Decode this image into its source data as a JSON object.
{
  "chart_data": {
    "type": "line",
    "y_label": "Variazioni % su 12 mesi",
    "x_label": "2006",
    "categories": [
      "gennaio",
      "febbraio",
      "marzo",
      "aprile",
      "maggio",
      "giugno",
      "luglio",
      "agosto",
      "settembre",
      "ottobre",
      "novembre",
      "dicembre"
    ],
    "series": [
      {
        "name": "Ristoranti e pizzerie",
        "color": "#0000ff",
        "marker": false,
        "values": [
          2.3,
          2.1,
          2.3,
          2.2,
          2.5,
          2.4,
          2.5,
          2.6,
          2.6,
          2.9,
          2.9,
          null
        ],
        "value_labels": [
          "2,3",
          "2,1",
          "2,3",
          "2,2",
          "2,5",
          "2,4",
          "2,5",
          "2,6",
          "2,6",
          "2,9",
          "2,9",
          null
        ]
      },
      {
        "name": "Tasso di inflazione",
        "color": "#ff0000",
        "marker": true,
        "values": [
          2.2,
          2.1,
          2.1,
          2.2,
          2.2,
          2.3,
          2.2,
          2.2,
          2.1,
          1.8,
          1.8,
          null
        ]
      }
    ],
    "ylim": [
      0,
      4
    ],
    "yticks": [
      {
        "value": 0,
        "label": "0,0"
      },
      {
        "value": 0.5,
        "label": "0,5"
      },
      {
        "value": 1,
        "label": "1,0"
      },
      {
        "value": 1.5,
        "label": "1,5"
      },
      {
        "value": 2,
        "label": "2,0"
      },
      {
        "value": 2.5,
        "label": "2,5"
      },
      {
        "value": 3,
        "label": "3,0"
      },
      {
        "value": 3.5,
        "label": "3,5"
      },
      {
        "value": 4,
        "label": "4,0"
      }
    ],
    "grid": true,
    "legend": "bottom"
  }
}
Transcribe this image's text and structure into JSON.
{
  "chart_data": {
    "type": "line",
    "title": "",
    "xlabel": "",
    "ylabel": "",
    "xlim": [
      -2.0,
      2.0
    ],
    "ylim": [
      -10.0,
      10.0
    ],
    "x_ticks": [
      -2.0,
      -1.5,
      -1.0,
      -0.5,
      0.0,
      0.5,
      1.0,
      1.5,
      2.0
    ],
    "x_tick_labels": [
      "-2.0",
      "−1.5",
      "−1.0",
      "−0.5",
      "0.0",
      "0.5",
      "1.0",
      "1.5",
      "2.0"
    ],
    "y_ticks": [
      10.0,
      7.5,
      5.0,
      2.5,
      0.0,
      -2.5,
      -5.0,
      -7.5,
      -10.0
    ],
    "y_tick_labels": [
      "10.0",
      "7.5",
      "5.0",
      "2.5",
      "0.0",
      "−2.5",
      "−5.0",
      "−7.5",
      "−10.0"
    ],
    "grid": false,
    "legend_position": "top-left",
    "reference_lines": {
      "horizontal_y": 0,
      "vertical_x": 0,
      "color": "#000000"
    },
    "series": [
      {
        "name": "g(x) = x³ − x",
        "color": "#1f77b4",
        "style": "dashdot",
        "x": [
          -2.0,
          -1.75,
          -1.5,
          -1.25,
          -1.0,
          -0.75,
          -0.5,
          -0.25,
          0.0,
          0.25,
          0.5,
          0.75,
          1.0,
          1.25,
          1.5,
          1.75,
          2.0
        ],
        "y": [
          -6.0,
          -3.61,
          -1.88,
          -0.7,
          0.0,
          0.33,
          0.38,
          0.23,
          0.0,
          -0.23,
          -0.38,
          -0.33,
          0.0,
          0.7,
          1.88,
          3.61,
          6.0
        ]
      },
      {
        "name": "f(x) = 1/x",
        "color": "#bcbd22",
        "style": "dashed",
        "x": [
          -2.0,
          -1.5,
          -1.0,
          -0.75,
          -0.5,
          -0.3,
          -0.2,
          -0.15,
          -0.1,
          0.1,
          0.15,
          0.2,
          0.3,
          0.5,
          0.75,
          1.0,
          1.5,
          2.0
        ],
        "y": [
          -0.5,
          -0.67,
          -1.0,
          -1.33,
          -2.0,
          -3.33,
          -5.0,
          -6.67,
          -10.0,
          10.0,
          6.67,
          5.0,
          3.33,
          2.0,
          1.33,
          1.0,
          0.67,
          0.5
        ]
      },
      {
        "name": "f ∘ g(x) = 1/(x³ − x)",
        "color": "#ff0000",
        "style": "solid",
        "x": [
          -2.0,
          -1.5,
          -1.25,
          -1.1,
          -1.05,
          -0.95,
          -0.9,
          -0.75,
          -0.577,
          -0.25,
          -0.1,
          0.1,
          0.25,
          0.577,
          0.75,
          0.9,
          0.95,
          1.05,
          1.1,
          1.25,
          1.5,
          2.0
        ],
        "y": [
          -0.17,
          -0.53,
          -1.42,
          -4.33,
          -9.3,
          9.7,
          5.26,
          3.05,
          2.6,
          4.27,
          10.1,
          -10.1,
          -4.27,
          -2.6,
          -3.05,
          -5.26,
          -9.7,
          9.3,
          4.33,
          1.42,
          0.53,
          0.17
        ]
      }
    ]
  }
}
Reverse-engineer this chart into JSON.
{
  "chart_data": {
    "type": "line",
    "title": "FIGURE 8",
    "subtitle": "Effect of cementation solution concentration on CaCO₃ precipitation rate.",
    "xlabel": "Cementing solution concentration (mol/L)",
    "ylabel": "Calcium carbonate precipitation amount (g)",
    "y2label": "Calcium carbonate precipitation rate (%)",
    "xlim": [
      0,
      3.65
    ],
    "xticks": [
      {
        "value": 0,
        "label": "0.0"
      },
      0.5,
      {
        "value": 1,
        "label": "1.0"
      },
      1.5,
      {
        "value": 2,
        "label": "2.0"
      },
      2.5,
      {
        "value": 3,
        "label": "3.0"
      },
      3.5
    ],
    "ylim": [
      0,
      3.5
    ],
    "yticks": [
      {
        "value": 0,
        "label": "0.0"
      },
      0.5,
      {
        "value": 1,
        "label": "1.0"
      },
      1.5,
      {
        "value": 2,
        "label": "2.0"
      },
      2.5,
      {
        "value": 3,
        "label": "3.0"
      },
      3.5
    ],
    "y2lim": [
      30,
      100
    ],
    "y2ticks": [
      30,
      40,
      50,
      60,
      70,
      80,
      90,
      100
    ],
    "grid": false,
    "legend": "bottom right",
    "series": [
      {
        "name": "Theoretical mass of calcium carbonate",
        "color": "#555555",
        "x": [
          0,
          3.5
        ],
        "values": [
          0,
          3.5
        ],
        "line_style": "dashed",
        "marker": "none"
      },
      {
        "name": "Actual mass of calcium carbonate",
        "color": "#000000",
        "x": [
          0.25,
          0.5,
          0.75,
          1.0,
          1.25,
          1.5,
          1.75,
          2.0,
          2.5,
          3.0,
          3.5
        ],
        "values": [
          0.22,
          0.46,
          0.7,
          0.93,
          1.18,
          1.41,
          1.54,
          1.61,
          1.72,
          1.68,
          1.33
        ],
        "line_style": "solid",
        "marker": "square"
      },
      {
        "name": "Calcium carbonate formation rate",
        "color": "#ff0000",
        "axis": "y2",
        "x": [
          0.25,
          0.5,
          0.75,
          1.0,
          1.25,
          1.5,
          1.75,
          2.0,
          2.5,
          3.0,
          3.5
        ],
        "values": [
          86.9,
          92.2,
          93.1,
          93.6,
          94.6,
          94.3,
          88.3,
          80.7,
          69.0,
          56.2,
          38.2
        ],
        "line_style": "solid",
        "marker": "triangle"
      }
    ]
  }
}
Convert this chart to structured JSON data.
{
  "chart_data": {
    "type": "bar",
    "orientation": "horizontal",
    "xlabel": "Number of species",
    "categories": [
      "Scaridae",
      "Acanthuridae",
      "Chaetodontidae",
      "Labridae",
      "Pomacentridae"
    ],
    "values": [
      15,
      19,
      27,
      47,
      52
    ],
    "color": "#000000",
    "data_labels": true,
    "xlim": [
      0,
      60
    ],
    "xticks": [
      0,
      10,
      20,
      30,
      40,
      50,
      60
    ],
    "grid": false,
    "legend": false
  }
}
○ ○ ○ ○
§ Exercise description: Identify and extract each line of the listing that contains "JSON".

§ Full output:
Decode this image into its source data as a JSON object.
Transcribe this image's text and structure into JSON.
Reverse-engineer this chart into JSON.
Convert this chart to structured JSON data.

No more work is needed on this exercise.